• **RECORDS SHOWN**:
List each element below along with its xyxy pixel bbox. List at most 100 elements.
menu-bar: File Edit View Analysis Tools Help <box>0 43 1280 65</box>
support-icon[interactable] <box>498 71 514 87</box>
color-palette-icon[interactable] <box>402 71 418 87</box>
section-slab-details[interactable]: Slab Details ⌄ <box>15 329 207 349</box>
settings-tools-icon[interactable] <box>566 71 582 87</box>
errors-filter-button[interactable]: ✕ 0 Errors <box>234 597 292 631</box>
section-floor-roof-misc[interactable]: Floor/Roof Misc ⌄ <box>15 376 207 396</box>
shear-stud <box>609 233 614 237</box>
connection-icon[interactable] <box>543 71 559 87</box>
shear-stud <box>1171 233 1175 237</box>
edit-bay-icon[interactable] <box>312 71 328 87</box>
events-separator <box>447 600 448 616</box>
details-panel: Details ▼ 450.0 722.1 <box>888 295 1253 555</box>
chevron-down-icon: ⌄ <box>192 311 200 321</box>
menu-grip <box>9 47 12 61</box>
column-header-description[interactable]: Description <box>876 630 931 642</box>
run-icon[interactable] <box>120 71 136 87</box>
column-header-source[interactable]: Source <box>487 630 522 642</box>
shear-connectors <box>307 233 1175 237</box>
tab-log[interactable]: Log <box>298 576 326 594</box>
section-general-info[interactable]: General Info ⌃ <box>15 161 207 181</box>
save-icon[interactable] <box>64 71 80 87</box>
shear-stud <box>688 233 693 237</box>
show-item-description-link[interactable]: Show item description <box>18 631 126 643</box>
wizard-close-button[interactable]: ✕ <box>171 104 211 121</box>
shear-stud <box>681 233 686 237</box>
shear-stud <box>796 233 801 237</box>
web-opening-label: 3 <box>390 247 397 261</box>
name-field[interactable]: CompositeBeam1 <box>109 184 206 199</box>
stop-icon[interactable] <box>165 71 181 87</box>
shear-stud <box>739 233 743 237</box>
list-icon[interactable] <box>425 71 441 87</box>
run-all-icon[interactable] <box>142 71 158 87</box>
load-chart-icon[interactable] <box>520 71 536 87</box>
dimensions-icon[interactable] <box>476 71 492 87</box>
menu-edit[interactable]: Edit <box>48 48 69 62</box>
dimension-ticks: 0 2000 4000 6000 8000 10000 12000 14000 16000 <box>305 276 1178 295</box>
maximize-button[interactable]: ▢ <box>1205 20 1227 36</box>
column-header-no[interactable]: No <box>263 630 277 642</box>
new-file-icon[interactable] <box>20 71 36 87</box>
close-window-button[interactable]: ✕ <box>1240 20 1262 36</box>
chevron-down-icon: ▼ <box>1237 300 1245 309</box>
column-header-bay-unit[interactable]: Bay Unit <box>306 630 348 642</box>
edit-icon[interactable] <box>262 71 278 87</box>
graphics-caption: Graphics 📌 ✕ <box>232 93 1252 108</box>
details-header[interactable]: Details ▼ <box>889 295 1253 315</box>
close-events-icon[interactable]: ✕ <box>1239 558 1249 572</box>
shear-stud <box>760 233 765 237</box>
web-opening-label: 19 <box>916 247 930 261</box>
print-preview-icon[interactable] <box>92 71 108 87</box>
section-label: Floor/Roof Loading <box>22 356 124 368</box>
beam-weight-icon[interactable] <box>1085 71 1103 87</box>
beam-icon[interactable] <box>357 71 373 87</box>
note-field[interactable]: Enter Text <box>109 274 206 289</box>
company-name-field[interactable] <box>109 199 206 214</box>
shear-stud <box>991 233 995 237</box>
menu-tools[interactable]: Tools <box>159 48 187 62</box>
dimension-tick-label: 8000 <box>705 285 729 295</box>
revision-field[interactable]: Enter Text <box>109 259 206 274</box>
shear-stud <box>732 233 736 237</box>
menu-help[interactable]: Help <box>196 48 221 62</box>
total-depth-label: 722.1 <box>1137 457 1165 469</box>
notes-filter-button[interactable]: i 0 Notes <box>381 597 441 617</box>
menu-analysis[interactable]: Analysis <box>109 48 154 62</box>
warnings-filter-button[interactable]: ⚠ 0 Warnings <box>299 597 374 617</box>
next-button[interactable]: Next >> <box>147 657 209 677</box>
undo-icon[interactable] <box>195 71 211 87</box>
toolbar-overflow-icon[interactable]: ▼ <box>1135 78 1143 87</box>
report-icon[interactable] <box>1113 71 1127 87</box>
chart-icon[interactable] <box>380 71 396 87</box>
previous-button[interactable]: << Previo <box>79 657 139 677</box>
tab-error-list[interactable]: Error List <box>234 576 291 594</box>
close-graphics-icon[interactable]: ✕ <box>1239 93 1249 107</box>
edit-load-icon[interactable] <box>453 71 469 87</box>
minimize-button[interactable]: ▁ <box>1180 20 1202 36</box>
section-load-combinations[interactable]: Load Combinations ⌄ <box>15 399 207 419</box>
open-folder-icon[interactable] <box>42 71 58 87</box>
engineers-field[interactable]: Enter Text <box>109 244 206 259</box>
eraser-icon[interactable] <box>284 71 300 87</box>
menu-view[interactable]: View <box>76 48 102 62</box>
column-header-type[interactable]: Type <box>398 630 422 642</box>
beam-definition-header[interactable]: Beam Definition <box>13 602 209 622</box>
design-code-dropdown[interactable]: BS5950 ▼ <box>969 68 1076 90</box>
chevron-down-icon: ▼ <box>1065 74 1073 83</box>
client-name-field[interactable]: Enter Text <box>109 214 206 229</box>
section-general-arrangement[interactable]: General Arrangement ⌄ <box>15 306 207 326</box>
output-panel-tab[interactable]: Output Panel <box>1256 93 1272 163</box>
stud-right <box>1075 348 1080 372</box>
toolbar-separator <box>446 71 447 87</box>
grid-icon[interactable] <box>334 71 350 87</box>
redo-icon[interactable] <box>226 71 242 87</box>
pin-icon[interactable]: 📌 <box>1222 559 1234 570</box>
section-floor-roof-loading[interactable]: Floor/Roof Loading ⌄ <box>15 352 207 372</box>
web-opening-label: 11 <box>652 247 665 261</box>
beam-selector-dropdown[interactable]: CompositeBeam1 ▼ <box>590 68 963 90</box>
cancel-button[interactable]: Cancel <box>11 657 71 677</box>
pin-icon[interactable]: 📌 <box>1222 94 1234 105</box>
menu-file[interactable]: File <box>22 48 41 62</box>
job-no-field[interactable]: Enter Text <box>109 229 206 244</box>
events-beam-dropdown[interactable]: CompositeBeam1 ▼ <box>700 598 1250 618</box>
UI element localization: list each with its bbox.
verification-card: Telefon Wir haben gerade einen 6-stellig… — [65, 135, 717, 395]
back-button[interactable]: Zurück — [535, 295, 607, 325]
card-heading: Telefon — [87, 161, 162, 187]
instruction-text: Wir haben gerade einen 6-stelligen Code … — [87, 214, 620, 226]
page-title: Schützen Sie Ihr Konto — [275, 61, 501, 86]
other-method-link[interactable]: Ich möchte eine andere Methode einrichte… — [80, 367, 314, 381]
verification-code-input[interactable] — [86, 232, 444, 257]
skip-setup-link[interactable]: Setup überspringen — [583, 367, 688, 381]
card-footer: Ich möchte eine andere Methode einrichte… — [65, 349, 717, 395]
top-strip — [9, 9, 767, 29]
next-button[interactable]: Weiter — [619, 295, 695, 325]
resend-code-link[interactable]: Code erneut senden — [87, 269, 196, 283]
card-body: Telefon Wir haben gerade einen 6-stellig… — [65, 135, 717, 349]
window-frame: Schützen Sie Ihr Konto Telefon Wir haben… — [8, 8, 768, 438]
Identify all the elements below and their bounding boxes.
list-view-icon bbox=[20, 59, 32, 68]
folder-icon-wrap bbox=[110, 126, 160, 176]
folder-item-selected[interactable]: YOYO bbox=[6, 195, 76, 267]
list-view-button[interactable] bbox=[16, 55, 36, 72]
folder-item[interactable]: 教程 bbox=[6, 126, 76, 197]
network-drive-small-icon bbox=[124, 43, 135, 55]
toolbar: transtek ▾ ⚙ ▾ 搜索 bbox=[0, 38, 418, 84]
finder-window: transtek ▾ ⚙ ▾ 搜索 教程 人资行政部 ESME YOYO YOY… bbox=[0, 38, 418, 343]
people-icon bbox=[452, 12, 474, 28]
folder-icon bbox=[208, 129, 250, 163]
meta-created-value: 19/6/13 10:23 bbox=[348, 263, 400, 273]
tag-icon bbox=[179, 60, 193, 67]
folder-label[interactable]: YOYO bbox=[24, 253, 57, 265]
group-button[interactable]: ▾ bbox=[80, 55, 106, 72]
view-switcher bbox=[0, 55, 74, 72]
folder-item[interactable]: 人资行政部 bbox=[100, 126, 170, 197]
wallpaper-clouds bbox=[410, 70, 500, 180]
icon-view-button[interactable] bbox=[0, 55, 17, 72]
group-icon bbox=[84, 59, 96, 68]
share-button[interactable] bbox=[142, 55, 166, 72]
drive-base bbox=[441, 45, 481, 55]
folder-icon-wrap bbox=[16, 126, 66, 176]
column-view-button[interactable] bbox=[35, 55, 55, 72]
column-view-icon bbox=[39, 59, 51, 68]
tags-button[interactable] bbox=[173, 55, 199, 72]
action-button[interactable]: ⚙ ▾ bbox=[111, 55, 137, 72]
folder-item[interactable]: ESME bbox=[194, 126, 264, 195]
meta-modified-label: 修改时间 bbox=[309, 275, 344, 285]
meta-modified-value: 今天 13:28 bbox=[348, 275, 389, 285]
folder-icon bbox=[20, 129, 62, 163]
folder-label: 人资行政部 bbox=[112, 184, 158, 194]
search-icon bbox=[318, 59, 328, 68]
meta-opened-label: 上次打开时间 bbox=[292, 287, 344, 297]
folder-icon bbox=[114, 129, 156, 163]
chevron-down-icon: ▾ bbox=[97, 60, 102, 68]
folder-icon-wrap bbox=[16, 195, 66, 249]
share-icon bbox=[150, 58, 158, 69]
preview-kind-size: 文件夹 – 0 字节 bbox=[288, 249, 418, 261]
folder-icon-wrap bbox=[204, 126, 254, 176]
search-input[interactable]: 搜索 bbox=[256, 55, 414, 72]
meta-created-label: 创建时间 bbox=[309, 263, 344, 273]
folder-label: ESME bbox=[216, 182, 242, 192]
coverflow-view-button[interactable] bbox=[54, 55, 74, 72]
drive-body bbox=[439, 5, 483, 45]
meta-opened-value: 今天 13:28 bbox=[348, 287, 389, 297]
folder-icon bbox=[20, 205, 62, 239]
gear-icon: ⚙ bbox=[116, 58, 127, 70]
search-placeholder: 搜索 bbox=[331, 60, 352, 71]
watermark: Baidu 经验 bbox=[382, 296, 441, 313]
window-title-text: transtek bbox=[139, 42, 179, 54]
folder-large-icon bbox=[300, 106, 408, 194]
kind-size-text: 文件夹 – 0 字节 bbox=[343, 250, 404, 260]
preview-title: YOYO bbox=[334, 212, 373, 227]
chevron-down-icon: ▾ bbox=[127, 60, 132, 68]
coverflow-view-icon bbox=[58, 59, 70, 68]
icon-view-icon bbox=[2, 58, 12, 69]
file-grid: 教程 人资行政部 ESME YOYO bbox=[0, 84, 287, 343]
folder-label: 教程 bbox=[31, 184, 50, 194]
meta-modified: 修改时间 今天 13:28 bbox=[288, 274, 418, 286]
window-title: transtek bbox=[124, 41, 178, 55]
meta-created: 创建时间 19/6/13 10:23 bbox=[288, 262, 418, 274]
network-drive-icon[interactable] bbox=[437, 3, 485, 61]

• **INSTRUCTIONS FOR THE TASK**: Reproduce everything from the start of the entries down through the line containing "shear-stud <box>609 233 614 237</box>", changing "menu-bar" to "menu-strip" and leaving all else unchanged.

• **SOLUTION FOR THIS PROBLEM**:
List each element below along with its xyxy pixel bbox. List at most 100 elements.
menu-strip: File Edit View Analysis Tools Help <box>0 43 1280 65</box>
support-icon[interactable] <box>498 71 514 87</box>
color-palette-icon[interactable] <box>402 71 418 87</box>
section-slab-details[interactable]: Slab Details ⌄ <box>15 329 207 349</box>
settings-tools-icon[interactable] <box>566 71 582 87</box>
errors-filter-button[interactable]: ✕ 0 Errors <box>234 597 292 631</box>
section-floor-roof-misc[interactable]: Floor/Roof Misc ⌄ <box>15 376 207 396</box>
shear-stud <box>609 233 614 237</box>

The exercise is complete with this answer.